▶ **What this task involves**
Retype exactly and only the lines from the one that contains "Output a JSON" through the final line of the data; pictures are left out.

>> BEGIN

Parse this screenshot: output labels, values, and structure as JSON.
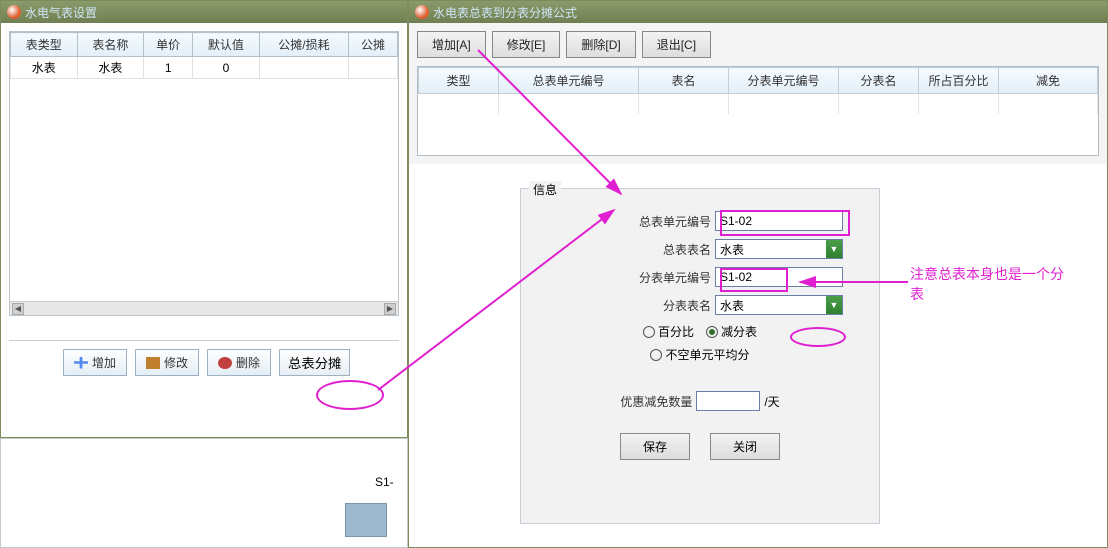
{
  "left_window": {
    "title": "水电气表设置",
    "headers": [
      "表类型",
      "表名称",
      "单价",
      "默认值",
      "公摊/损耗",
      "公摊"
    ],
    "row": {
      "type": "水表",
      "name": "水表",
      "price": "1",
      "default": "0",
      "gongtan": ""
    },
    "buttons": {
      "add": "增加",
      "edit": "修改",
      "del": "删除",
      "summary": "总表分摊"
    }
  },
  "right_window": {
    "title": "水电表总表到分表分摊公式",
    "top_buttons": {
      "add": "增加[A]",
      "edit": "修改[E]",
      "del": "删除[D]",
      "exit": "退出[C]"
    },
    "headers": [
      "类型",
      "总表单元编号",
      "表名",
      "分表单元编号",
      "分表名",
      "所占百分比",
      "减免"
    ]
  },
  "form": {
    "legend": "信息",
    "labels": {
      "main_unit": "总表单元编号",
      "main_name": "总表表名",
      "sub_unit": "分表单元编号",
      "sub_name": "分表表名",
      "discount_qty": "优惠减免数量",
      "unit_day": "/天"
    },
    "values": {
      "main_unit": "S1-02",
      "main_name": "水表",
      "sub_unit": "S1-02",
      "sub_name": "水表",
      "discount_qty": ""
    },
    "radios": {
      "percent": "百分比",
      "subtract": "减分表",
      "avg": "不空单元平均分"
    },
    "buttons": {
      "save": "保存",
      "close": "关闭"
    }
  },
  "annotation": "注意总表本身也是一个分表",
  "frag_label": "S1-"
}
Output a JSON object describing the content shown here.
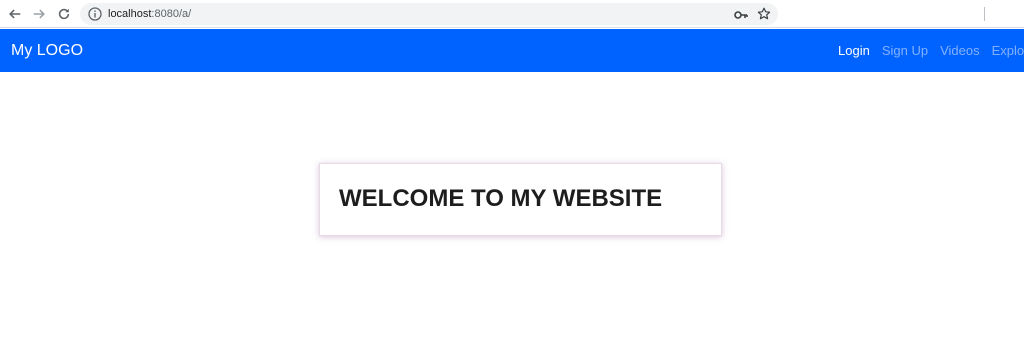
{
  "browser": {
    "url_host": "localhost",
    "url_rest": ":8080/a/"
  },
  "navbar": {
    "brand": "My LOGO",
    "links": [
      {
        "label": "Login"
      },
      {
        "label": "Sign Up"
      },
      {
        "label": "Videos"
      },
      {
        "label": "Explore"
      }
    ]
  },
  "main": {
    "heading": "WELCOME TO MY WEBSITE"
  },
  "colors": {
    "navbar": "#0062ff",
    "brand_text": "#ffffff"
  }
}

>> END

▶ **Answer for this exercise**
Output a JSON object describing the content shown here.
{
  "browser": {
    "url_host": "localhost",
    "url_rest": ":8080/a/"
  },
  "navbar": {
    "brand": "My LOGO",
    "links": [
      {
        "label": "Login"
      },
      {
        "label": "Sign Up"
      },
      {
        "label": "Videos"
      },
      {
        "label": "Explore"
      }
    ]
  },
  "main": {
    "heading": "WELCOME TO MY WEBSITE"
  },
  "colors": {
    "navbar": "#0062ff",
    "brand_text": "#ffffff"
  }
}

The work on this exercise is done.